Exercise directions: Scan each line of the records for the word "eſtoit" and extract the ones that have it.

----

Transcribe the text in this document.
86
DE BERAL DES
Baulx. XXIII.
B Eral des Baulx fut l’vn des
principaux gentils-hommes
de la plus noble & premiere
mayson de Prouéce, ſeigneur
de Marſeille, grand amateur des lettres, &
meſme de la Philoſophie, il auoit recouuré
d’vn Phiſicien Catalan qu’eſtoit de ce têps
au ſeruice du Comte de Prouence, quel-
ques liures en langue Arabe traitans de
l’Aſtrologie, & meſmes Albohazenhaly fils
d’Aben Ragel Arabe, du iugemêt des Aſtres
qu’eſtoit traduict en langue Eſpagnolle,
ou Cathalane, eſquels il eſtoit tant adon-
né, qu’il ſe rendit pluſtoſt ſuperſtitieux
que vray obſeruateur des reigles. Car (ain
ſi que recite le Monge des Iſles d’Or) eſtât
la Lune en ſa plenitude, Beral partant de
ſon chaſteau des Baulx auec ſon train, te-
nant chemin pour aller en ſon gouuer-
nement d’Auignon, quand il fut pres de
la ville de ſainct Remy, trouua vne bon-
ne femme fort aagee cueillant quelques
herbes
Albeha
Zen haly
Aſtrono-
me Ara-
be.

----

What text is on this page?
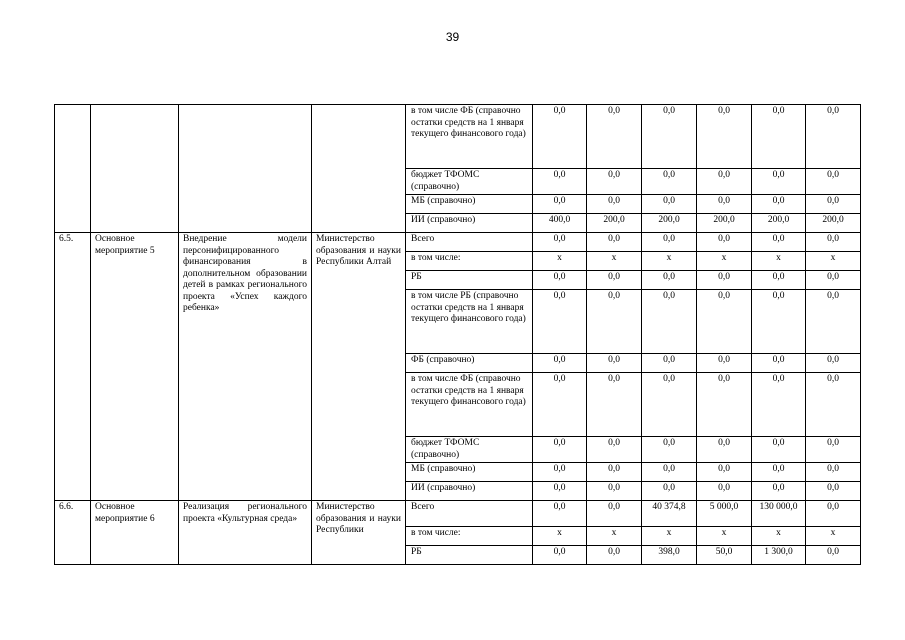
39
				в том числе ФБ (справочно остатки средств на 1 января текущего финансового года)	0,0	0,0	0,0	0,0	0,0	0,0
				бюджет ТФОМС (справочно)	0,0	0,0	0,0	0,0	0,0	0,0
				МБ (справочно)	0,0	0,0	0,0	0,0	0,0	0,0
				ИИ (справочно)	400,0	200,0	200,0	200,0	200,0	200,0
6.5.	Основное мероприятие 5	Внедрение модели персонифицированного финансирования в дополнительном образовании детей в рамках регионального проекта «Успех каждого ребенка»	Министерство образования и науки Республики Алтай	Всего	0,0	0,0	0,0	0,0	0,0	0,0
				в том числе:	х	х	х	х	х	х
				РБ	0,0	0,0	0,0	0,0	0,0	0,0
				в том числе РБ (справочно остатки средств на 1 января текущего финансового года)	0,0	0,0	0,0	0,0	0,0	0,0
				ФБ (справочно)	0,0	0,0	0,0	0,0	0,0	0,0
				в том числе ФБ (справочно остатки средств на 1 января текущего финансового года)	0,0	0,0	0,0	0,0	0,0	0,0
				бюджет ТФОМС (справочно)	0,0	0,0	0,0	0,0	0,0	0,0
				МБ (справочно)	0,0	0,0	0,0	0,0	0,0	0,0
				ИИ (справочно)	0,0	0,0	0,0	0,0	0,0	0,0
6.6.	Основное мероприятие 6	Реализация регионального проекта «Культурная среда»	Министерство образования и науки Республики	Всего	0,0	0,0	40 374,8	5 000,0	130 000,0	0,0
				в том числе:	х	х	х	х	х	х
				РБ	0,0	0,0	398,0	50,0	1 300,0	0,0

----

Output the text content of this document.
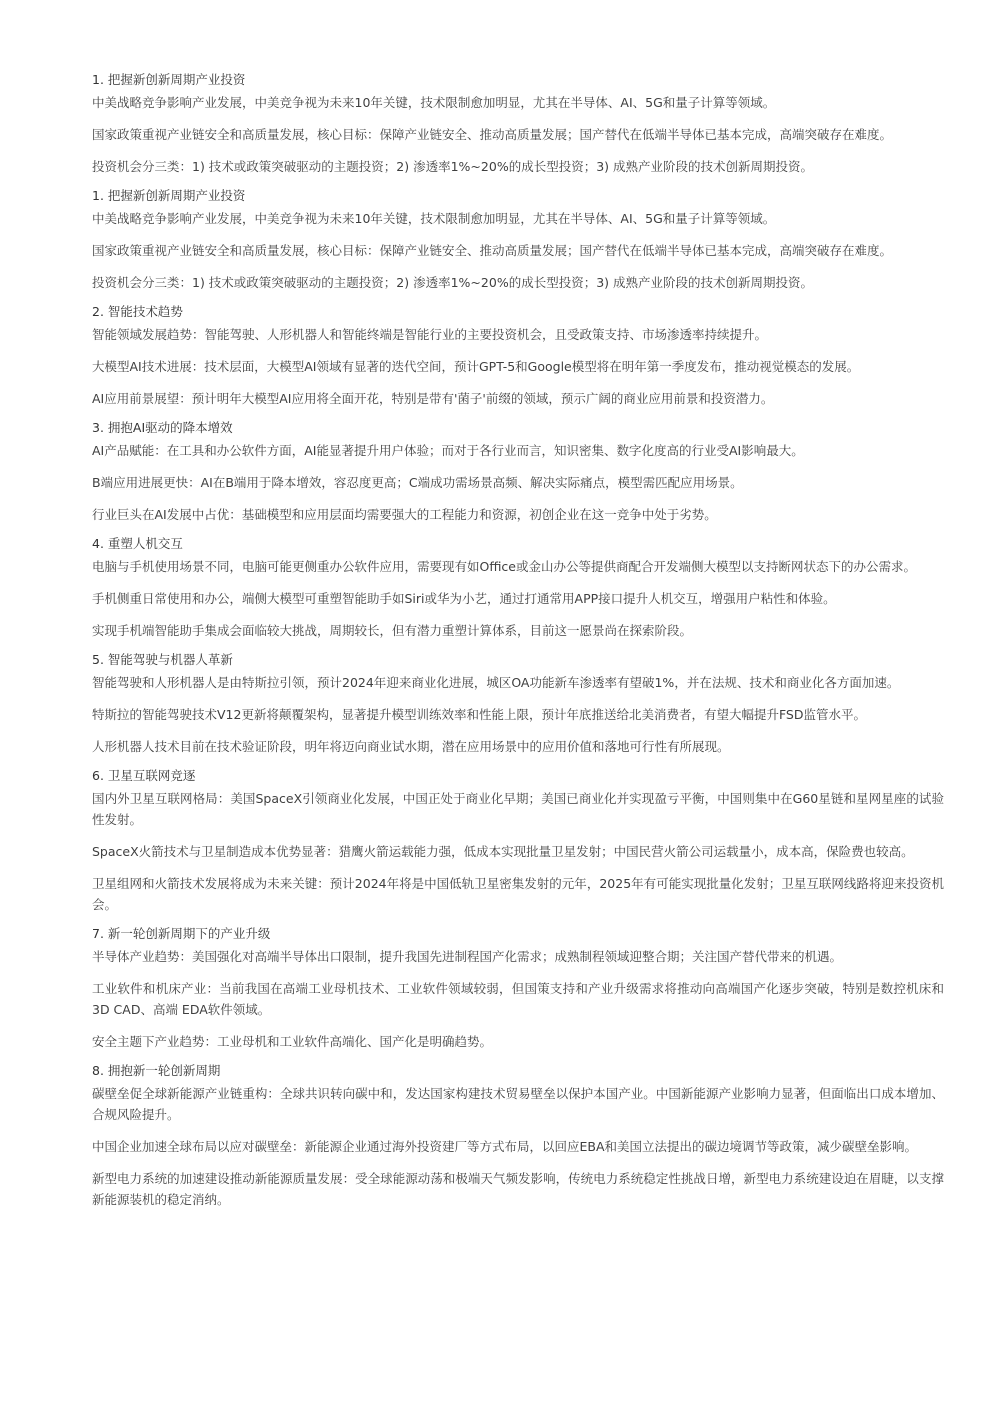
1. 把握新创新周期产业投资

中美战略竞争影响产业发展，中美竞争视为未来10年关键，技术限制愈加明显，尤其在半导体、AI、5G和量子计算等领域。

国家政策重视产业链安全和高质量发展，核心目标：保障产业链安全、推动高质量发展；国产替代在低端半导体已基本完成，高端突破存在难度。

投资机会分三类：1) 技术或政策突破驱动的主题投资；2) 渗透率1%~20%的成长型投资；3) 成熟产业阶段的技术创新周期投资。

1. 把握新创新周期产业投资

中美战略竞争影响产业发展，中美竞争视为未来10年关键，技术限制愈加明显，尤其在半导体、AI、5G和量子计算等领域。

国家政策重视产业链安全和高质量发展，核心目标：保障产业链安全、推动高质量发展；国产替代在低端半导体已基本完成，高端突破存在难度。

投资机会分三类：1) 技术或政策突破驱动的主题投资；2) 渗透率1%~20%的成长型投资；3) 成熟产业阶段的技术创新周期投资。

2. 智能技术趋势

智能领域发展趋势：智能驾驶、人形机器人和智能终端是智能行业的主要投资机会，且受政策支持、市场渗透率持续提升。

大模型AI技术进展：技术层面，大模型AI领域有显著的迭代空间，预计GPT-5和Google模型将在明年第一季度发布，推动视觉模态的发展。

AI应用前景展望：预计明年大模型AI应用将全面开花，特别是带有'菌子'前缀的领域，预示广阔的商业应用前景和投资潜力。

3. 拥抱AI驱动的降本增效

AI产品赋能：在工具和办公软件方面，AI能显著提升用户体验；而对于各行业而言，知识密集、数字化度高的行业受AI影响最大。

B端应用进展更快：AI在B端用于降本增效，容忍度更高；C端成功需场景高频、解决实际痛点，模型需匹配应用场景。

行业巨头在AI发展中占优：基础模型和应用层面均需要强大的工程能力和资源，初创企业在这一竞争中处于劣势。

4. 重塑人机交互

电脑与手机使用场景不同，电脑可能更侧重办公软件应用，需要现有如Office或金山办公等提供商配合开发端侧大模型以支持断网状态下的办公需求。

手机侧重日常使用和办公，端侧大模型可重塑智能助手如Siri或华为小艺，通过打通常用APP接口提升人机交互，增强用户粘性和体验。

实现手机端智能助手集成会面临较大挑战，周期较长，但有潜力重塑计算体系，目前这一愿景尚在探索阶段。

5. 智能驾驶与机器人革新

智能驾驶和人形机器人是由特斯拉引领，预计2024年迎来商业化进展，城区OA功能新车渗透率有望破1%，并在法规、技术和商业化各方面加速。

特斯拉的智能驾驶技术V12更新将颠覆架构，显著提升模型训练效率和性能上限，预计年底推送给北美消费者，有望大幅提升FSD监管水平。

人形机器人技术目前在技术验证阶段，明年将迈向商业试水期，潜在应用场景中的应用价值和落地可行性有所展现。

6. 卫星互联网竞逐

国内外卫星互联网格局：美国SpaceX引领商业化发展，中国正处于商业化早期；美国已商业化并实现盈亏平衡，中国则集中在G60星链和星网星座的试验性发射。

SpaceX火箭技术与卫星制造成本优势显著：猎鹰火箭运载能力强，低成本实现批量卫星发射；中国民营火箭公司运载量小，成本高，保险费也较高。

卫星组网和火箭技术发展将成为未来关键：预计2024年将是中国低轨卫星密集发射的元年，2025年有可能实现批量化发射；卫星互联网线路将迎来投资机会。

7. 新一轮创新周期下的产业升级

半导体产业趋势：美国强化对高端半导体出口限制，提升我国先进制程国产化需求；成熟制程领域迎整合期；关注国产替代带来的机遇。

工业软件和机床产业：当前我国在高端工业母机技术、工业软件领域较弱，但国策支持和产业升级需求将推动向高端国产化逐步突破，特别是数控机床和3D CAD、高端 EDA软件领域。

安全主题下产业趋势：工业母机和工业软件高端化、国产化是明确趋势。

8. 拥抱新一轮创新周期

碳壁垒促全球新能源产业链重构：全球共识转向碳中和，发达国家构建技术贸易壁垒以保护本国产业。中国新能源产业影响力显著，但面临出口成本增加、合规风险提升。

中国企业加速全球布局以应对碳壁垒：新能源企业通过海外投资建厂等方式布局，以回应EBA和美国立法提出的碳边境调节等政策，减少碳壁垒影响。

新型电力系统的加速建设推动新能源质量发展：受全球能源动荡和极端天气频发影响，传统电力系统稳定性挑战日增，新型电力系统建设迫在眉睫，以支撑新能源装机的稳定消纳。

----

Task output:
d’vn Phiſicien Catalan qu’eſtoit de ce têps
qu’eſtoit traduict en langue Eſpagnolle,
ou Cathalane, eſquels il eſtoit tant adon-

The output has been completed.